# Exercise objective
Write out all of the entries exactly as given.
━━━━━━━━
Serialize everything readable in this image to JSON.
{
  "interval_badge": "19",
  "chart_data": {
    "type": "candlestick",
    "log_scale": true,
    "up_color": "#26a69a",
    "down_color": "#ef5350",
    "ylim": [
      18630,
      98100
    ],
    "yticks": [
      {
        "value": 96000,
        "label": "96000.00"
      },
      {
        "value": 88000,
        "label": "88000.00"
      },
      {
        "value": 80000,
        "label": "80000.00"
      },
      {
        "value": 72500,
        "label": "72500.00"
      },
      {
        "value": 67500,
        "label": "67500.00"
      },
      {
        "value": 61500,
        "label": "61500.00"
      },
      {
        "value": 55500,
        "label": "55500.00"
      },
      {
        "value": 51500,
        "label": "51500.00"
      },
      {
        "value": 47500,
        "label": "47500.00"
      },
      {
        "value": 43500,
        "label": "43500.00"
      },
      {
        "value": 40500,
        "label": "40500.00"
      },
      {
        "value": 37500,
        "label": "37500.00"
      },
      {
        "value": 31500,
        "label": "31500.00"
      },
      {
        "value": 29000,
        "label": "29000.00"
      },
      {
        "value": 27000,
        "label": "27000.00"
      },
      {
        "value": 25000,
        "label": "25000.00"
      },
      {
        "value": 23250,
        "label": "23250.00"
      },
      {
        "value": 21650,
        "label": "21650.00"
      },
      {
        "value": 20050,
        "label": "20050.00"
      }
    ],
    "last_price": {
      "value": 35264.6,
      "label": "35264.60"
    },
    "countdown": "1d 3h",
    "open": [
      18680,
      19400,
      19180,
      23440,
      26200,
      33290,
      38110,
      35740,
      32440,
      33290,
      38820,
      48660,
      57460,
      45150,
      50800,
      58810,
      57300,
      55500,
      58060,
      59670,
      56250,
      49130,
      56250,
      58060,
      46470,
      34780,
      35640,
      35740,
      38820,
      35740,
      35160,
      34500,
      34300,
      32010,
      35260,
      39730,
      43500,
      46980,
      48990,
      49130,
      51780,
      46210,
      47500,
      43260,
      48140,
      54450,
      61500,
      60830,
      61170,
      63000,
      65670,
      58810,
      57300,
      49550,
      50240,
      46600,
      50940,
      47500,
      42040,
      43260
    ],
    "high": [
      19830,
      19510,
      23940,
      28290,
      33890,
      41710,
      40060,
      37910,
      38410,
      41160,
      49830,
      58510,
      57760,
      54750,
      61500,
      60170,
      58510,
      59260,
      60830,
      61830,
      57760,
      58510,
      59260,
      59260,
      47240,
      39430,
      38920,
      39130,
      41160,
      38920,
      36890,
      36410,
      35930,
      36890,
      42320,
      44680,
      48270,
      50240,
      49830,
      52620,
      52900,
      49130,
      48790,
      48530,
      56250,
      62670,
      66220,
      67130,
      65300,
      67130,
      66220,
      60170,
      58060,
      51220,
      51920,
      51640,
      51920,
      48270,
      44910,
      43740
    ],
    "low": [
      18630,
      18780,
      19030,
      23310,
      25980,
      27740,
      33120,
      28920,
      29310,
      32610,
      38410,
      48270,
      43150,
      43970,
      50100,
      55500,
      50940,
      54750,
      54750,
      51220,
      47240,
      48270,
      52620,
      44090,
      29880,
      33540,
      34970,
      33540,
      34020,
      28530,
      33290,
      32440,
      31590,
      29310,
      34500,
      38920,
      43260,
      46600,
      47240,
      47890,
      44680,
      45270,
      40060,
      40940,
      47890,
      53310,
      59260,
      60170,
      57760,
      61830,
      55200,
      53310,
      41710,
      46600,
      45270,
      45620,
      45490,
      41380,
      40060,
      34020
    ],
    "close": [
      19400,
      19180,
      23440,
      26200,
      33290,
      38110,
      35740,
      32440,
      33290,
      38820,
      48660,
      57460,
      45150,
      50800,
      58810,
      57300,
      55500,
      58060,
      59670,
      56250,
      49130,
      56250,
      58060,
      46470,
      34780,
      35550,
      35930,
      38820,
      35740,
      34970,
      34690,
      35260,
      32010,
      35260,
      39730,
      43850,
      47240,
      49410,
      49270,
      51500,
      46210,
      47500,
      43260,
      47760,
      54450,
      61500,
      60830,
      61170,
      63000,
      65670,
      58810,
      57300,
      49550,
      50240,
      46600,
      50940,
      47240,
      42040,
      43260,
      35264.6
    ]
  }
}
━━━━━━━━
# Result of this exercise
Serialize everything readable in this image to JSON.
{
  "interval_badge": "19",
  "chart_data": {
    "type": "candlestick",
    "log_scale": true,
    "up_color": "#26a69a",
    "down_color": "#ef5350",
    "ylim": [
      18630,
      98100
    ],
    "yticks": [
      {
        "value": 96000,
        "label": "96000.00"
      },
      {
        "value": 88000,
        "label": "88000.00"
      },
      {
        "value": 80000,
        "label": "80000.00"
      },
      {
        "value": 72500,
        "label": "72500.00"
      },
      {
        "value": 67500,
        "label": "67500.00"
      },
      {
        "value": 61500,
        "label": "61500.00"
      },
      {
        "value": 55500,
        "label": "55500.00"
      },
      {
        "value": 51500,
        "label": "51500.00"
      },
      {
        "value": 47500,
        "label": "47500.00"
      },
      {
        "value": 43500,
        "label": "43500.00"
      },
      {
        "value": 40500,
        "label": "40500.00"
      },
      {
        "value": 37500,
        "label": "37500.00"
      },
      {
        "value": 31500,
        "label": "31500.00"
      },
      {
        "value": 29000,
        "label": "29000.00"
      },
      {
        "value": 27000,
        "label": "27000.00"
      },
      {
        "value": 25000,
        "label": "25000.00"
      },
      {
        "value": 23250,
        "label": "23250.00"
      },
      {
        "value": 21650,
        "label": "21650.00"
      },
      {
        "value": 20050,
        "label": "20050.00"
      }
    ],
    "last_price": {
      "value": 35264.6,
      "label": "35264.60"
    },
    "countdown": "1d 3h",
    "open": [
      18680,
      19400,
      19180,
      23440,
      26200,
      33290,
      38110,
      35740,
      32440,
      33290,
      38820,
      48660,
      57460,
      45150,
      50800,
      58810,
      57300,
      55500,
      58060,
      59670,
      56250,
      49130,
      56250,
      58060,
      46470,
      34780,
      35640,
      35740,
      38820,
      35740,
      35160,
      34500,
      34300,
      32010,
      35260,
      39730,
      43500,
      46980,
      48990,
      49130,
      51780,
      46210,
      47500,
      43260,
      48140,
      54450,
      61500,
      60830,
      61170,
      63000,
      65670,
      58810,
      57300,
      49550,
      50240,
      46600,
      50940,
      47500,
      42040,
      43260
    ],
    "high": [
      19830,
      19510,
      23940,
      28290,
      33890,
      41710,
      40060,
      37910,
      38410,
      41160,
      49830,
      58510,
      57760,
      54750,
      61500,
      60170,
      58510,
      59260,
      60830,
      61830,
      57760,
      58510,
      59260,
      59260,
      47240,
      39430,
      38920,
      39130,
      41160,
      38920,
      36890,
      36410,
      35930,
      36890,
      42320,
      44680,
      48270,
      50240,
      49830,
      52620,
      52900,
      49130,
      48790,
      48530,
      56250,
      62670,
      66220,
      67130,
      65300,
      67130,
      66220,
      60170,
      58060,
      51220,
      51920,
      51640,
      51920,
      48270,
      44910,
      43740
    ],
    "low": [
      18630,
      18780,
      19030,
      23310,
      25980,
      27740,
      33120,
      28920,
      29310,
      32610,
      38410,
      48270,
      43150,
      43970,
      50100,
      55500,
      50940,
      54750,
      54750,
      51220,
      47240,
      48270,
      52620,
      44090,
      29880,
      33540,
      34970,
      33540,
      34020,
      28530,
      33290,
      32440,
      31590,
      29310,
      34500,
      38920,
      43260,
      46600,
      47240,
      47890,
      44680,
      45270,
      40060,
      40940,
      47890,
      53310,
      59260,
      60170,
      57760,
      61830,
      55200,
      53310,
      41710,
      46600,
      45270,
      45620,
      45490,
      41380,
      40060,
      34020
    ],
    "close": [
      19400,
      19180,
      23440,
      26200,
      33290,
      38110,
      35740,
      32440,
      33290,
      38820,
      48660,
      57460,
      45150,
      50800,
      58810,
      57300,
      55500,
      58060,
      59670,
      56250,
      49130,
      56250,
      58060,
      46470,
      34780,
      35550,
      35930,
      38820,
      35740,
      34970,
      34690,
      35260,
      32010,
      35260,
      39730,
      43850,
      47240,
      49410,
      49270,
      51500,
      46210,
      47500,
      43260,
      47760,
      54450,
      61500,
      60830,
      61170,
      63000,
      65670,
      58810,
      57300,
      49550,
      50240,
      46600,
      50940,
      47240,
      42040,
      43260,
      35264.6
    ]
  }
}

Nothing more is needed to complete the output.